Problem requirements: Select, from the material below, each line with "level" in it.
*** Exercise materials ***
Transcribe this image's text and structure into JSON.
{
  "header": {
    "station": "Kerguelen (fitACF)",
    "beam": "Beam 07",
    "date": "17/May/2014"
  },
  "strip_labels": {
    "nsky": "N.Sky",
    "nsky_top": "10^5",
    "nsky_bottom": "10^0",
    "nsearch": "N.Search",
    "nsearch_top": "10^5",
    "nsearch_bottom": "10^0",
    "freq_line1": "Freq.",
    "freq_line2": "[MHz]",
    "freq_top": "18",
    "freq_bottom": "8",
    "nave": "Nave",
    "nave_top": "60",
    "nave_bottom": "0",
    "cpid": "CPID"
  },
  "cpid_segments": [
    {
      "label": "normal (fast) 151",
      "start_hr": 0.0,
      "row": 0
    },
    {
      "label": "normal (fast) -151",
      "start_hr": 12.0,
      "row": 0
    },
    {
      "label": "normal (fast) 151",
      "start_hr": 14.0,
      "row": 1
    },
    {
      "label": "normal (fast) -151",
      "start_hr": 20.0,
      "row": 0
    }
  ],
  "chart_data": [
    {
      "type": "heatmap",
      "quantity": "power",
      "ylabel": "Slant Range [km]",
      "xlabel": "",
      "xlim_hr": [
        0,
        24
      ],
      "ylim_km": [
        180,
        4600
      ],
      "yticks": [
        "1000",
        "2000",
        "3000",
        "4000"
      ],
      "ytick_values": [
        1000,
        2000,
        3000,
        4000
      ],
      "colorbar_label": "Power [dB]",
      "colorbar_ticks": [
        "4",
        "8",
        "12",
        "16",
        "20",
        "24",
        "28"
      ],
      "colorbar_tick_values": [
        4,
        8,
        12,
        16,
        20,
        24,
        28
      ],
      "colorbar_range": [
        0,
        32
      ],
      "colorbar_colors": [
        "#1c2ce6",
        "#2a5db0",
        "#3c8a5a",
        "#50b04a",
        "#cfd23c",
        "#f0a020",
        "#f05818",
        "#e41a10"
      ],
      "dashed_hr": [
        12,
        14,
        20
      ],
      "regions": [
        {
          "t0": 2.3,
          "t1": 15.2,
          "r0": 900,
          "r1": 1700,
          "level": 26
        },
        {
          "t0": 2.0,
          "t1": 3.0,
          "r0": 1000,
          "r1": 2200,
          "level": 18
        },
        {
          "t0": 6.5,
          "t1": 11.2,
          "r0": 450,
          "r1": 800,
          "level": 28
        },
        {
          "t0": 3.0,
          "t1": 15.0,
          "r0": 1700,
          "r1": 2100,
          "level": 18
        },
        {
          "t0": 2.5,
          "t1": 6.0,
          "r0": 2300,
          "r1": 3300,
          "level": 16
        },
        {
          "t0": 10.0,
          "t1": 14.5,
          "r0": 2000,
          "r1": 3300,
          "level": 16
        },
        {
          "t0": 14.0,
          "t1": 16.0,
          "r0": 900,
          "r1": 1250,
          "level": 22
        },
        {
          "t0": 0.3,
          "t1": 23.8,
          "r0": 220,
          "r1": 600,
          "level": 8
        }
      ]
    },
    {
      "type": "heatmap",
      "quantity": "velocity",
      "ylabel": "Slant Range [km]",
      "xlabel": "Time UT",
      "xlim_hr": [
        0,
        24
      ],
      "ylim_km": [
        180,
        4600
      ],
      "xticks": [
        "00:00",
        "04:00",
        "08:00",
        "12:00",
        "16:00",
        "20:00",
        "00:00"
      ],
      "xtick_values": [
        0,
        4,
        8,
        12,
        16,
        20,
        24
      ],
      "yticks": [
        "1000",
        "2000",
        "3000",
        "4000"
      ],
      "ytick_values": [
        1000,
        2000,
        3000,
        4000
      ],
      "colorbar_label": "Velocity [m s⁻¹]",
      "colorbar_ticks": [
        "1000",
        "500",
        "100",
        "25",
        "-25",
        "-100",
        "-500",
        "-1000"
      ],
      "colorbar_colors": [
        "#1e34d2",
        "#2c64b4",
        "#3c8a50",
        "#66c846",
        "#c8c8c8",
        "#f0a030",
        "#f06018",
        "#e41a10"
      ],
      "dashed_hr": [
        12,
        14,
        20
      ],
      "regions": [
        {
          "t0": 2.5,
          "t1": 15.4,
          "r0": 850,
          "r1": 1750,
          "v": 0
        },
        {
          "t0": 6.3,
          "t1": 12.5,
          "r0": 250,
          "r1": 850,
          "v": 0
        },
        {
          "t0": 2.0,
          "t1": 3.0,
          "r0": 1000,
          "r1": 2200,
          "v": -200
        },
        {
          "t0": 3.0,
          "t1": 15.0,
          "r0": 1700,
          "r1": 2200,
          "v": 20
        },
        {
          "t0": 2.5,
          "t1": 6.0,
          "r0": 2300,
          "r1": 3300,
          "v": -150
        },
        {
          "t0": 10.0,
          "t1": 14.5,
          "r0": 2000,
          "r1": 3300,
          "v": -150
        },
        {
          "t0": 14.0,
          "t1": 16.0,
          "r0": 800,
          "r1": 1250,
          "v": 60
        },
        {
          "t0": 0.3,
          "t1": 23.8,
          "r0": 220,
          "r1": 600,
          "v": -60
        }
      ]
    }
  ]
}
***
Result:
          "level": 26
          "level": 18
          "level": 28
          "level": 18
          "level": 16
          "level": 16
          "level": 22
          "level": 8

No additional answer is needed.